→ Required work
In the 2015 best-and-worst albums roundup, which three instruments does the rest of the Cheating Sons quintet mix to layer its music?

+++ Text section

Best and worst 2015: Albums



• Cheating Sons

By Cheating Sons/ Mouldy Records

The four-year wait for the follow-up to rock outfit Cheating Sons' astounding debut was well worth it.

The eponymous album marries the best of rock 'n' roll from the United States and Britain from the last 50 years with Asian pop and tops it all off with a whole lot of soul.

Frontman Wang Renyi sings his heart out and the rest of the quintet layer the intricate music with a mix of guitar, mandolin and banjo as well as an ensemble of guest musicians on strings and horns.

Cheating Sons is a rare gem of an album that sounds like nothing ever released in Singapore.

• Time/Space

By Charlie Lim/ Self-released

With this double EP packaged as a single album, Singaporean troubadour Charlie Lim proves to be a master of both organic, singer-songwriter soul-pop tunes as well as modern R&B and electronica.

The 26-year-old, with his rich, expressive voice, is highly adept at plumbing the depths of heartache in song.

Complex and winding ruminations on love lost sit next to visceral pop tunes layered with sophisticated electronic productions.

The album opens with a sensuous, ragtime drawl complete with tinkling pianos, blaring horns and warm vinyl crackles, but ends with a futuristic, electronic piano melody.

• Beauty Behind The Madness

By The Weeknd/ XO/Republic

Canadian singer-songwriter Abel Tesfaye, known by his stagename The Weeknd, brings a new edginess and depth to mainstream pop.

Long a leading light in the alternative R&B movement, he has a knack for turning risque subjects into chart-topping gold by blending lush, grandiose jams, addictive hooks and his trademark brooding, downtempo sounds.


• Hollywood Vampires

By Hollywood Vampires/ Republic/UMe

When will actor Johnny Depp stop pretending to be a rock star?

Even the star-studded cast, including veteran rocker Alice Cooper, Aerosmith guitarist Joe Perry and music legend Paul McCartney, cannot save this bloated re-hash of old rock classics from the undead.

Depp sings backing vocals and plays guitars and keyboards, but none of the covers adds anything to the original and the songs end up sounding like glorified private jams.


• Carrie & Lowell

By Sufjan Stevens/ Asthmatic Kitty

An elegy for a complicated, troubled, largely absent mother, Sufjan Stevens' latest is quieter than most albums heard this year, but it is the most resonant.

Where before his music roams, here he goes inwards and wrestles with intimate concepts of home and kinship.

• Art Angels

By Grimes/4AD

It is appropriate that Claire Boucher, aka Grimes, was born in Vancouver, the Pacific confluence of East and West.

The electro-pop minx flits like a Butterfly (a song obviously named after her idol Mariah Carey), completely at home in whatever environs she fancies.

She ropes in worldly female compatriots, namely Taiwanese rapper Aristophanes on Scream and American Afro-android queen Janelle Monae on Venus Fly. The results are odd, blissfully so.

• I Love You, Honeybear

By Father John Misty/Sub Pop

As Father John Misty, Josh Tillman reinvents himself as a hologram, projecting and skewering stereotypes: a besotted honeymooner, a cheesy Lothario and a preacher man pontificating on America's economic and moral woes.

++++++
+++ Record excerpts

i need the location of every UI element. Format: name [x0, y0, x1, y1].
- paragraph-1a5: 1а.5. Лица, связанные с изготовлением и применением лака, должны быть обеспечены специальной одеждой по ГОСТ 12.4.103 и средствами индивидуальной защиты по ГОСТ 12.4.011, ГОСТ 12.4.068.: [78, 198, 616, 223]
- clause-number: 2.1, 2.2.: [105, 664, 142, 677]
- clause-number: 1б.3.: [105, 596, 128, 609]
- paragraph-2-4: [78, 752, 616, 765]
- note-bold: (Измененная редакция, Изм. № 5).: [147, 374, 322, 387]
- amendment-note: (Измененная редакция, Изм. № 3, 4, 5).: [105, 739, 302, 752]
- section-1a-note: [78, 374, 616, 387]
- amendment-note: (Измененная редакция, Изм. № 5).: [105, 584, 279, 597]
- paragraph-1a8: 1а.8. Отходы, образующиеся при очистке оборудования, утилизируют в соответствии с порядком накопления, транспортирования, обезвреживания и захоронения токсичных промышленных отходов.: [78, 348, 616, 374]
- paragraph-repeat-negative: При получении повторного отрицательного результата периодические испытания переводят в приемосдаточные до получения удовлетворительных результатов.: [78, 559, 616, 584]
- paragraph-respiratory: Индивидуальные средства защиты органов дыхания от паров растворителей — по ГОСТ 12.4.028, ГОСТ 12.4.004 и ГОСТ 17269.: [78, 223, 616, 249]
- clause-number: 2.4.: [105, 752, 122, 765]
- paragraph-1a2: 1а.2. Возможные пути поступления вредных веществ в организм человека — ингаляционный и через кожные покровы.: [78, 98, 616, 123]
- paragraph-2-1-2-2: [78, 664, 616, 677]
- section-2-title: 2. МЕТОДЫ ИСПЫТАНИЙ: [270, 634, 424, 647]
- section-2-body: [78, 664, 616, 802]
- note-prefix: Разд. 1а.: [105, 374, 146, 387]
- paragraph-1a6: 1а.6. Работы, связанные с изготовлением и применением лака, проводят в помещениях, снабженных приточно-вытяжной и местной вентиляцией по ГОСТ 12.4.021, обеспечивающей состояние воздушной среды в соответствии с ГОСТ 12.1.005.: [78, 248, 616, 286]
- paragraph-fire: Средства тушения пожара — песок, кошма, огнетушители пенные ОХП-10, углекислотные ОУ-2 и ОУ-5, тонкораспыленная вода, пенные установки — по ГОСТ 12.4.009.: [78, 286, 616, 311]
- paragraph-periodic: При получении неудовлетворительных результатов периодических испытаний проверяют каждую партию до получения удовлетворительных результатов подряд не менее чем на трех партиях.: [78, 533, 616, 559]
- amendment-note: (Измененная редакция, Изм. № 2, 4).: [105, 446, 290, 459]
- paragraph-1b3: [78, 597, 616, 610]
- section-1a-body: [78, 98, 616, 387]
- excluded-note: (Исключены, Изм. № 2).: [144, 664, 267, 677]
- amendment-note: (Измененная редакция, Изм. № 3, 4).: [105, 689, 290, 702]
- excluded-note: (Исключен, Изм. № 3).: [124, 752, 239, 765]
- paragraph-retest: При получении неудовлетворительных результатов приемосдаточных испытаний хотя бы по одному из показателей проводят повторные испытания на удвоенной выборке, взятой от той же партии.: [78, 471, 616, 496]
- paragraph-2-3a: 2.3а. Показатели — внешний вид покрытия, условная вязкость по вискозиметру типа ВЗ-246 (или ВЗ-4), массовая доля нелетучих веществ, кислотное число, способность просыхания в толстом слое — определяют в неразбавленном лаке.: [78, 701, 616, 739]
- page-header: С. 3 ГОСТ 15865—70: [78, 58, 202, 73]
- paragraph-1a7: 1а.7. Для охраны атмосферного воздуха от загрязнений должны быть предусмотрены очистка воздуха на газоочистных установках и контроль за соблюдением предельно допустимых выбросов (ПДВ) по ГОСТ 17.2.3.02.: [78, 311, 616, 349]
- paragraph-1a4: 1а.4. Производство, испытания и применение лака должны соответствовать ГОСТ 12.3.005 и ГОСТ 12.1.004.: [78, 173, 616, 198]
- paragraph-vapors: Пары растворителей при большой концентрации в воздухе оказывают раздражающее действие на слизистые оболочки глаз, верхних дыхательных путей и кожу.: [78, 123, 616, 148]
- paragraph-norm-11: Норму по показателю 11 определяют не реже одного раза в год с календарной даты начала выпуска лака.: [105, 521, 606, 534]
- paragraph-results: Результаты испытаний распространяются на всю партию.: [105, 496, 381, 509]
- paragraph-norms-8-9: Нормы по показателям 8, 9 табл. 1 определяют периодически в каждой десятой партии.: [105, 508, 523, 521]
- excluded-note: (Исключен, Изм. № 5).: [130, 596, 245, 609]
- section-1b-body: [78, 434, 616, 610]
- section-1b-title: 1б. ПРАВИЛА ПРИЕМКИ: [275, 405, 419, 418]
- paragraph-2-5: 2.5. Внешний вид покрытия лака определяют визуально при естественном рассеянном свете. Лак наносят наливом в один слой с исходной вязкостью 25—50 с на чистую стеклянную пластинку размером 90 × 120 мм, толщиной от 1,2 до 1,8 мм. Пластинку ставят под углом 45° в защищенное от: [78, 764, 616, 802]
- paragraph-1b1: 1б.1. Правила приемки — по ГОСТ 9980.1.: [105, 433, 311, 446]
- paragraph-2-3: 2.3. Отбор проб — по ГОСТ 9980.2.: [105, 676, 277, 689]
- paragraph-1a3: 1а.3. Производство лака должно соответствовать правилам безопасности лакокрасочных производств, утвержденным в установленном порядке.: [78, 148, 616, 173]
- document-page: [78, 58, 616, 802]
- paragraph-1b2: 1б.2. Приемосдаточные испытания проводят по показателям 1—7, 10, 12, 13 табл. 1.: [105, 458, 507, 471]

++++++
+++ Record excerpts

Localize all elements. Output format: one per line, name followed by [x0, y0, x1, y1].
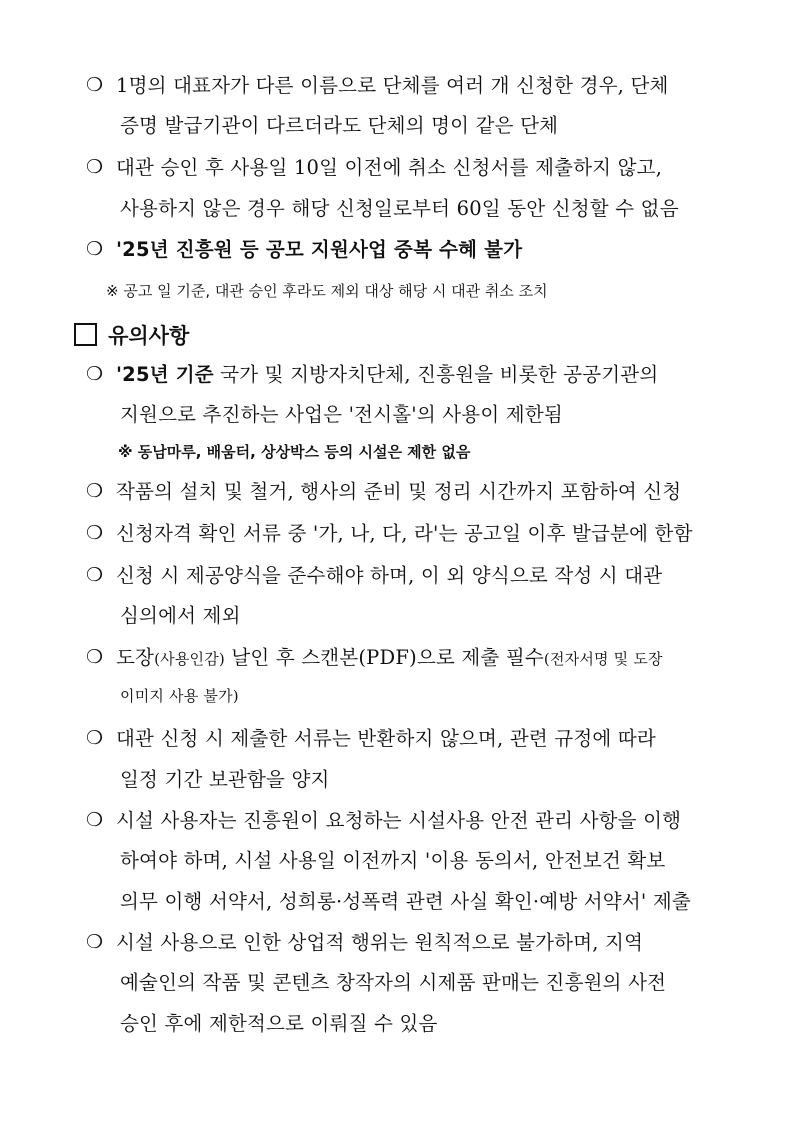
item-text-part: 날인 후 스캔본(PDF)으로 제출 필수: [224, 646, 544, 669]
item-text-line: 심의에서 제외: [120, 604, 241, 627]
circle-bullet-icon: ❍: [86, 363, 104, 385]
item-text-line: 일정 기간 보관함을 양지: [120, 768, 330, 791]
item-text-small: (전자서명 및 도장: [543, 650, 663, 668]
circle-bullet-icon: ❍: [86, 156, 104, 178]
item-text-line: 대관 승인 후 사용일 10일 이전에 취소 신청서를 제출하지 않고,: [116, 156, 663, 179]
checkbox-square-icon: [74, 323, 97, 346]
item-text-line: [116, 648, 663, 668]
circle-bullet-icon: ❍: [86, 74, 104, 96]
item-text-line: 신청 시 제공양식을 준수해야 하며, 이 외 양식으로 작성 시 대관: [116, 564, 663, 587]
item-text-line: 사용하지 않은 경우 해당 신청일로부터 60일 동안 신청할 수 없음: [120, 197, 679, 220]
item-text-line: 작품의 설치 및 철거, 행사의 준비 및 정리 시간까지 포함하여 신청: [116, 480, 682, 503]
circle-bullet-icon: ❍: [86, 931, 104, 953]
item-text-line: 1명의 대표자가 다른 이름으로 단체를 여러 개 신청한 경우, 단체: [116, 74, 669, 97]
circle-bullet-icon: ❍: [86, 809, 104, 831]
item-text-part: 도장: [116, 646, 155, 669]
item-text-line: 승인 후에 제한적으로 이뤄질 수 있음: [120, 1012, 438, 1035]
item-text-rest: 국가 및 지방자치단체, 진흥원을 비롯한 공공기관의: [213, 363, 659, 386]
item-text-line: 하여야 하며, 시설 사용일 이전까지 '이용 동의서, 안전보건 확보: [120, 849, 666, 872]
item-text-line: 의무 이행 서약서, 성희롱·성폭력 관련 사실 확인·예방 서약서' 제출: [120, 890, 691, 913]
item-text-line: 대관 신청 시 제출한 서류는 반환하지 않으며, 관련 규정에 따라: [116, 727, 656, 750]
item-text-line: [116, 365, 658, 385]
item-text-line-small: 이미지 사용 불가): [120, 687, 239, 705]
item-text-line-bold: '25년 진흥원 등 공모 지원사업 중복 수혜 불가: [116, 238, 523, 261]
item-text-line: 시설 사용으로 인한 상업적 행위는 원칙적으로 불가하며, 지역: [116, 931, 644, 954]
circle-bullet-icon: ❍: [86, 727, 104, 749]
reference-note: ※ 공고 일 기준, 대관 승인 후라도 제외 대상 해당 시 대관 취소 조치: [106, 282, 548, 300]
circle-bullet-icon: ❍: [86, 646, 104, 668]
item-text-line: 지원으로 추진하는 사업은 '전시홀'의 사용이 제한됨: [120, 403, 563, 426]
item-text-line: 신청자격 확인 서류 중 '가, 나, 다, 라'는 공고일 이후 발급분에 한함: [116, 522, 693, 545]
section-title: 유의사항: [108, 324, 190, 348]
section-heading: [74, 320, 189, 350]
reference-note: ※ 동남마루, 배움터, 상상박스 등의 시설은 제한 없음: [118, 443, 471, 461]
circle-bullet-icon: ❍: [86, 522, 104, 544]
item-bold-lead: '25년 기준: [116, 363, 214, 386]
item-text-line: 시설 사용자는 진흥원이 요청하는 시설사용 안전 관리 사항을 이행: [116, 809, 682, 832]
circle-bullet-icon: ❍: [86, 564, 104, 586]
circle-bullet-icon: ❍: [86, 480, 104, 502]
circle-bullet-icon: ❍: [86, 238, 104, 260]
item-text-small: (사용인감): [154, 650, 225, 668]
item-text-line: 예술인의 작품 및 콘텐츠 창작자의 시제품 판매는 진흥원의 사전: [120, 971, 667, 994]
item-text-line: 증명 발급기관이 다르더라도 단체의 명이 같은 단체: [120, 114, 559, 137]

++++++

→ Result of this exercise
Guitar, mandolin and banjo.